• **Written task**:
Below are some entries. Output each one exactly as it appears.

• **Records to use**:
· · · · · · ·

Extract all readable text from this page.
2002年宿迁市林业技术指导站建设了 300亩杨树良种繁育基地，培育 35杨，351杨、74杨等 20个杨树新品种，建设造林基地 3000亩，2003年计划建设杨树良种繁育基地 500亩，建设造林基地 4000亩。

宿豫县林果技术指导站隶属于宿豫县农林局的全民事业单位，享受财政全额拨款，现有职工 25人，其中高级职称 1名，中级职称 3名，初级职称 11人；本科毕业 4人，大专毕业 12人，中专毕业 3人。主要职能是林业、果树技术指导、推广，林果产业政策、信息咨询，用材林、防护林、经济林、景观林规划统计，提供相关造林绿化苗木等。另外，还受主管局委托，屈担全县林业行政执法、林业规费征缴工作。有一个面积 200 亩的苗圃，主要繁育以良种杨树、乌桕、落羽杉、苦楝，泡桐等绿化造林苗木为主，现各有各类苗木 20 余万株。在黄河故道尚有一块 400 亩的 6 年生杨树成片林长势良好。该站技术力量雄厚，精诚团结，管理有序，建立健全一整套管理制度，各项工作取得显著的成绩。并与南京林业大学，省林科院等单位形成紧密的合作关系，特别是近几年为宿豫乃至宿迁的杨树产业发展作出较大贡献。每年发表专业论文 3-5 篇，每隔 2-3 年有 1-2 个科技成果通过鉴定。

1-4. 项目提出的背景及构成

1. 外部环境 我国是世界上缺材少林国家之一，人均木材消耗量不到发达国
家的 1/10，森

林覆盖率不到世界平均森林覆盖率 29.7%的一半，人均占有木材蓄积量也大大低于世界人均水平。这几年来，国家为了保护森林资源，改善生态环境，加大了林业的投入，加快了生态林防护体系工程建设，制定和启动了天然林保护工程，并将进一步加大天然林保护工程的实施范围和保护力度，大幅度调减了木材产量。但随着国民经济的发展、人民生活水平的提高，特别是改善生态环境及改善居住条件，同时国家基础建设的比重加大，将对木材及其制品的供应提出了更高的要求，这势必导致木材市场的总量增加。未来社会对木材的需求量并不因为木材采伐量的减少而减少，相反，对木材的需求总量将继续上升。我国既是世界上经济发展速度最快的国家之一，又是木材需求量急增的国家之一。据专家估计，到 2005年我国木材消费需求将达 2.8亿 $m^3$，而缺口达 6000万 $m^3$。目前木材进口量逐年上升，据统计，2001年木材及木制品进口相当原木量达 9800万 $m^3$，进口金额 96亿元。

· · · · · · ·

• **Exercise solution**:
Extract all readable text from this page.
2002年宿迁市林业技术指导站建设了 300亩杨树良种繁育基地，培育 35杨，351杨、74杨等 20个杨树新品种，建设造林基地 3000亩，2003年计划建设杨树良种繁育基地 500亩，建设造林基地 4000亩。

宿豫县林果技术指导站隶属于宿豫县农林局的全民事业单位，享受财政全额拨款，现有职工 25人，其中高级职称 1名，中级职称 3名，初级职称 11人；本科毕业 4人，大专毕业 12人，中专毕业 3人。主要职能是林业、果树技术指导、推广，林果产业政策、信息咨询，用材林、防护林、经济林、景观林规划统计，提供相关造林绿化苗木等。另外，还受主管局委托，屈担全县林业行政执法、林业规费征缴工作。有一个面积 200 亩的苗圃，主要繁育以良种杨树、乌桕、落羽杉、苦楝，泡桐等绿化造林苗木为主，现各有各类苗木 20 余万株。在黄河故道尚有一块 400 亩的 6 年生杨树成片林长势良好。该站技术力量雄厚，精诚团结，管理有序，建立健全一整套管理制度，各项工作取得显著的成绩。并与南京林业大学，省林科院等单位形成紧密的合作关系，特别是近几年为宿豫乃至宿迁的杨树产业发展作出较大贡献。每年发表专业论文 3-5 篇，每隔 2-3 年有 1-2 个科技成果通过鉴定。

1-4. 项目提出的背景及构成

1. 外部环境 我国是世界上缺材少林国家之一，人均木材消耗量不到发达国
家的 1/10，森

林覆盖率不到世界平均森林覆盖率 29.7%的一半，人均占有木材蓄积量也大大低于世界人均水平。这几年来，国家为了保护森林资源，改善生态环境，加大了林业的投入，加快了生态林防护体系工程建设，制定和启动了天然林保护工程，并将进一步加大天然林保护工程的实施范围和保护力度，大幅度调减了木材产量。但随着国民经济的发展、人民生活水平的提高，特别是改善生态环境及改善居住条件，同时国家基础建设的比重加大，将对木材及其制品的供应提出了更高的要求，这势必导致木材市场的总量增加。未来社会对木材的需求量并不因为木材采伐量的减少而减少，相反，对木材的需求总量将继续上升。我国既是世界上经济发展速度最快的国家之一，又是木材需求量急增的国家之一。据专家估计，到 2005年我国木材消费需求将达 2.8亿 $m^3$，而缺口达 6000万 $m^3$。目前木材进口量逐年上升，据统计，2001年木材及木制品进口相当原木量达 9800万 $m^3$，进口金额 96亿元。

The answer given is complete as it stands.